Abstract
Background:
Since the increase in some tubular damage biomarkers can be observed at the early stage of diabetic nephropathy, even in the absence of albuminuria, we aimed to investigate if urinary albumin is superior than tubular damage marker, such as serum retinol-binding protein 4 (RBP4), in predicting renal function decline (defined as estimated glomerular filtration rate [eGFR] <60 mL/min/1.73 m2) in the cohort of patients with type 2 diabetes mellitus (T2D).
Materials and Methods:
A total of 106 sedentary T2D patients (mean [± standard deviation] age 64.9 [±6.6] years) were included in this cross-sectional study. Anthropometric and biochemical parameters (fasting glucose, glycated hemoglobin [HbA1c], lipid parameters, creatinine, RBP4, high sensitivity C-reactive protein [hsCRP], urinary albumin excretion [UAE]), as well as blood pressure were obtained.
Results:
HsCRP (odds ratio [OR] =0.754, 95% confidence interval [CI] (0.603–0.942), P = 0.013) and RBP4 (OR = 0.873, 95% CI [0.824–0.926], P < 0.001) were independent predictors of eGFR decline. Moreover, although RBP4 and UAE as single diagnostic parameters of renal impairment showed excellent clinical accuracy (area under the curve [AUC] = 0.900 and AUC = 0.940, respectively), the Model which included body mass index, HbA1c, triglycerides, hsCRP, and RBP4 showed statistically same accuracy as UAE, when UAE was used as a single parameter (AUC = 0.932 vs. AUC = 0.940, respectively; P for AUC difference = 0.759). As well, the Model had higher sensitivity and specificity (92% and 90%, respectively) than single predictors, RBP4, and UAE.

What you are asked to do:
Answer these questions from the abstract on kidney function in type 2 diabetes:
1. What eGFR value was used to define renal function decline?
2. How many patients took part in the study?
3. What sensitivity and specificity did the Model have?

Material provided:

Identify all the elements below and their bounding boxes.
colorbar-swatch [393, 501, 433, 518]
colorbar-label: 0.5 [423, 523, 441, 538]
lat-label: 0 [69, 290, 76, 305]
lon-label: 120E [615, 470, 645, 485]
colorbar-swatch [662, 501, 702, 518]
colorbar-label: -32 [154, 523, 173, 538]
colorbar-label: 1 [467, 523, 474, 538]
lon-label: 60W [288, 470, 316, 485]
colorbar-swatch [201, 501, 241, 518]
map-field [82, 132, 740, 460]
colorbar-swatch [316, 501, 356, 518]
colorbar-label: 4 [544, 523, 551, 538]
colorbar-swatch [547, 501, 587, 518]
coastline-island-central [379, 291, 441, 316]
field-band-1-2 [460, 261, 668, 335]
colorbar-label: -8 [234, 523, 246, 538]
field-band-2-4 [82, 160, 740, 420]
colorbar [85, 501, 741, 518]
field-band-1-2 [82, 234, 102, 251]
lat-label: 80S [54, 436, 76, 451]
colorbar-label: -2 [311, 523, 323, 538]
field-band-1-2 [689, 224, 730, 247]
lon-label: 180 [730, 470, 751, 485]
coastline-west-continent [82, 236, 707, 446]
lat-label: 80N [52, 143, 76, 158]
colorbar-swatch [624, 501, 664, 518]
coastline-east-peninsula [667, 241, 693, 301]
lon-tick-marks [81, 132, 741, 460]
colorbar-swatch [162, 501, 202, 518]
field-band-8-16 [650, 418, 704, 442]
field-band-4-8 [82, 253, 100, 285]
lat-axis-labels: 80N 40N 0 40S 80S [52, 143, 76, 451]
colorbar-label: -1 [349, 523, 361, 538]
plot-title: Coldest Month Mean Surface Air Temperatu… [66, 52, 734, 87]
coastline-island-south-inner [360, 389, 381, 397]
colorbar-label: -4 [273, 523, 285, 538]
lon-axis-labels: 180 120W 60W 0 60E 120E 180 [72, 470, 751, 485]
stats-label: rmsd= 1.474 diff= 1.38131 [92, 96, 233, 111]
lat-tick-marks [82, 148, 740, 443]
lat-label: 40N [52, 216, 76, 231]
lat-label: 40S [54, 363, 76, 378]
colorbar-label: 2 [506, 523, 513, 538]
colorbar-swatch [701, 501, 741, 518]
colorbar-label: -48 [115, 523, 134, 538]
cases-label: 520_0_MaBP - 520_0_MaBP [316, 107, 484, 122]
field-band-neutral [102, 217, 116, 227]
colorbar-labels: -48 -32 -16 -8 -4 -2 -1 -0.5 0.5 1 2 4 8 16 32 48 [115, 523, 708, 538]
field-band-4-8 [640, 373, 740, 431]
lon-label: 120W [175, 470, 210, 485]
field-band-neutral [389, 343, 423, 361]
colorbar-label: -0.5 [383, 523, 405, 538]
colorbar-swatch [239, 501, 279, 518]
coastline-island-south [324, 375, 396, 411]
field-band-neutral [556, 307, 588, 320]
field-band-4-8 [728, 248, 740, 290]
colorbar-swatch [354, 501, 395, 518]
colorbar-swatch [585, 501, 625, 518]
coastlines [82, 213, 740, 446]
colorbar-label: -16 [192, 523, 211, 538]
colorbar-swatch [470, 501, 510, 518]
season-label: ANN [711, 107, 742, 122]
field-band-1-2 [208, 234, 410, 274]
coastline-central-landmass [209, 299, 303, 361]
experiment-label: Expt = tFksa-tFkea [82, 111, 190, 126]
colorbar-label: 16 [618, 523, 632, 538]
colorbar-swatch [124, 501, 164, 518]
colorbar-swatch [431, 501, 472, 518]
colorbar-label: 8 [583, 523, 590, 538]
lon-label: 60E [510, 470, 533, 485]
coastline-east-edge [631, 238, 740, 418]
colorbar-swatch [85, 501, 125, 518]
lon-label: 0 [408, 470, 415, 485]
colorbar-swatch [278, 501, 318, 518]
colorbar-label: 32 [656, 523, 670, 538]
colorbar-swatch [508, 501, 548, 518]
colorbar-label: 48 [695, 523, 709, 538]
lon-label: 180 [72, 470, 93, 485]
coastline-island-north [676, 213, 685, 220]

Response area:
1. An eGFR below 60 mL/min/1.73 m2.
2. 106 patients.
3. 92% sensitivity and 90% specificity.